- Records excerpted from a collection:
..........
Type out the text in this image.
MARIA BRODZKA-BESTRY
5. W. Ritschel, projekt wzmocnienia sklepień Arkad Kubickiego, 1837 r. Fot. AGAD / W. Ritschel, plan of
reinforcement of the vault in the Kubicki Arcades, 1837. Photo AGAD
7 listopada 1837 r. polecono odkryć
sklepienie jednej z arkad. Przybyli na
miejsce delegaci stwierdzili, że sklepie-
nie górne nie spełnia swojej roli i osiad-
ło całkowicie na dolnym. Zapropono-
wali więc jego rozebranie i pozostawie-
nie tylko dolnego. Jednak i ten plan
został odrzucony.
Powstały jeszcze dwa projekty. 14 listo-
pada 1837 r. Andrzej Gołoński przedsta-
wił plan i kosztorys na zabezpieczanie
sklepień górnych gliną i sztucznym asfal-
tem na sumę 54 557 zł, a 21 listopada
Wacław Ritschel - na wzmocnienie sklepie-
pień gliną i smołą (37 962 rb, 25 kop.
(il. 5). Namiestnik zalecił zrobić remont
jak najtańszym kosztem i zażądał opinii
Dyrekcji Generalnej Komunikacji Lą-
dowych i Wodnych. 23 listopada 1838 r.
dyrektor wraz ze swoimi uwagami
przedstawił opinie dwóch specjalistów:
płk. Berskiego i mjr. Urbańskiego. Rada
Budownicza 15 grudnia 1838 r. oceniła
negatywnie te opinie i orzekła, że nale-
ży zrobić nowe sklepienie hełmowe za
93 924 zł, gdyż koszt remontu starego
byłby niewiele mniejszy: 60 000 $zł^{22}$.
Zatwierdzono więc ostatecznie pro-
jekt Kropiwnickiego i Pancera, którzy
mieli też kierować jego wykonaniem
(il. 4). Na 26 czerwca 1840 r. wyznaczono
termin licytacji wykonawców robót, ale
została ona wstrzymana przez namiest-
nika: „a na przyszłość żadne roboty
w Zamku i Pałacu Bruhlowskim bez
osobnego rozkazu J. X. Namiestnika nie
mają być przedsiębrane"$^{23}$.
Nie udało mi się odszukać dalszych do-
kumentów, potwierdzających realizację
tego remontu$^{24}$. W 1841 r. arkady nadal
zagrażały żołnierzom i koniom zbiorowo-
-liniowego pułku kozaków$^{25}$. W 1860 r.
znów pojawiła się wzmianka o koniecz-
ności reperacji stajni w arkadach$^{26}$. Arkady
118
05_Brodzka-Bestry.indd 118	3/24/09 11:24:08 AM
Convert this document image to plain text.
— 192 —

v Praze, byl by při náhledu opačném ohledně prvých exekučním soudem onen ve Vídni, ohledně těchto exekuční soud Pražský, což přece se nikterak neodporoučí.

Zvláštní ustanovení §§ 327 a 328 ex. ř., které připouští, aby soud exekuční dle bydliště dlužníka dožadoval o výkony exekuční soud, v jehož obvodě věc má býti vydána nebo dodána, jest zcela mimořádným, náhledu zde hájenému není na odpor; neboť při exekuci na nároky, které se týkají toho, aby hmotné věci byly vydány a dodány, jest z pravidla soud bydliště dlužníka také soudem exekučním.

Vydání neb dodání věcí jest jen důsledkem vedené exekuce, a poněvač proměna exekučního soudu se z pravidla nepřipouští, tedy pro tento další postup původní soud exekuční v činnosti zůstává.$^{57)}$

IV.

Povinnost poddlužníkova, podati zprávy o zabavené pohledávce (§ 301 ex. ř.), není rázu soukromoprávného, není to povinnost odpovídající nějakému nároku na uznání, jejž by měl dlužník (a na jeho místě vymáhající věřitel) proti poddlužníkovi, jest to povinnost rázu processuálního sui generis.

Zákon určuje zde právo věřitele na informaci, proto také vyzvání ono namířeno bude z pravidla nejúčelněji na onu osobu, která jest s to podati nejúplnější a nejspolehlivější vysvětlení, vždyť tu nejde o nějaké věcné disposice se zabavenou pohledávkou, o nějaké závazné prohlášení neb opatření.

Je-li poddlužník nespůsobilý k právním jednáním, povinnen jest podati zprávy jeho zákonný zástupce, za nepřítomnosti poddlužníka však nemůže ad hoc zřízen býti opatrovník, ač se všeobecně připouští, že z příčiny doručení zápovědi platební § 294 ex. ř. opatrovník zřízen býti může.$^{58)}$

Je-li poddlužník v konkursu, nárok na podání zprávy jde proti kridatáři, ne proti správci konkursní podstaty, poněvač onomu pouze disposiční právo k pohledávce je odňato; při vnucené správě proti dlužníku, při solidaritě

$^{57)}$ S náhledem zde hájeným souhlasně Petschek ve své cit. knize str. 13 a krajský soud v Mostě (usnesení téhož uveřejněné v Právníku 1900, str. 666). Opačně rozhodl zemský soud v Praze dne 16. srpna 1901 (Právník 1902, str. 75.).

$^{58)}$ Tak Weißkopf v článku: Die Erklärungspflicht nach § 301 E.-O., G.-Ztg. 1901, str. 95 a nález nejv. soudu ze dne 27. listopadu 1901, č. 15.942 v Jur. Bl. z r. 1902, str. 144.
..........
- EXERCISE GOAL: Copy out every line from the material above in which the word "exekučním" appears.

- FINAL RESULT:
v Praze, byl by při náhledu opačném ohledně prvých exekučním soudem onen ve Vídni, ohledně těchto exekuční soud Pražský, což přece se nikterak neodporoučí.
Zvláštní ustanovení §§ 327 a 328 ex. ř., které připouští, aby soud exekuční dle bydliště dlužníka dožadoval o výkony exekuční soud, v jehož obvodě věc má býti vydána nebo dodána, jest zcela mimořádným, náhledu zde hájenému není na odpor; neboť při exekuci na nároky, které se týkají toho, aby hmotné věci byly vydány a dodány, jest z pravidla soud bydliště dlužníka také soudem exekučním.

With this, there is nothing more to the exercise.